--- START RECORDS PROVIDED ---

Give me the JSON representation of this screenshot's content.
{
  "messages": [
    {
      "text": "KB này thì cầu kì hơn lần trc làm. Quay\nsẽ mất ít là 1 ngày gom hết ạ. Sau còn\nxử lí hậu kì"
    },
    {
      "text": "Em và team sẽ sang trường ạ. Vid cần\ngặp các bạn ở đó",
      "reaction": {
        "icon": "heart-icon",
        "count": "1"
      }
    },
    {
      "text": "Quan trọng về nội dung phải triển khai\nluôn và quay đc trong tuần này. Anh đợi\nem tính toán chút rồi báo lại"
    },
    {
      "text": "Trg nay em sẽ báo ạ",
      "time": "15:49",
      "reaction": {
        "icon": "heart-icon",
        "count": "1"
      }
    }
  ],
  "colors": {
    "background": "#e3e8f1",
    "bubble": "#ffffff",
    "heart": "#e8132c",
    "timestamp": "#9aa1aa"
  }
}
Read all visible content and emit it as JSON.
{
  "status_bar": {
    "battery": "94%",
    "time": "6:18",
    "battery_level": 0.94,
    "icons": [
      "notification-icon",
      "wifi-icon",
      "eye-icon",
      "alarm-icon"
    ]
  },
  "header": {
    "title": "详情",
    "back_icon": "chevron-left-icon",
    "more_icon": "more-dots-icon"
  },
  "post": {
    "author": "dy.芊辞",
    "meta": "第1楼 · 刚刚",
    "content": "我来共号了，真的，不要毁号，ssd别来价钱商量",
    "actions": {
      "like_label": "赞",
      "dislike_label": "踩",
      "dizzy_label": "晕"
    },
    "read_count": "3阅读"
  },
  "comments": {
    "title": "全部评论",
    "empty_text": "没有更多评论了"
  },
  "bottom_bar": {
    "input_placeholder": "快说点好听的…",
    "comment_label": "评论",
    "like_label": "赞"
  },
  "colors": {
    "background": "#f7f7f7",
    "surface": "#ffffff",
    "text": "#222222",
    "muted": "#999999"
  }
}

--- END RECORDS PROVIDED ---

■ **WHAT YOU ARE ASKED TO DO**
Count every line in the listing above that holds "JSON", then report only the count.

■ **SOLUTION TO THIS PROBLEM**
2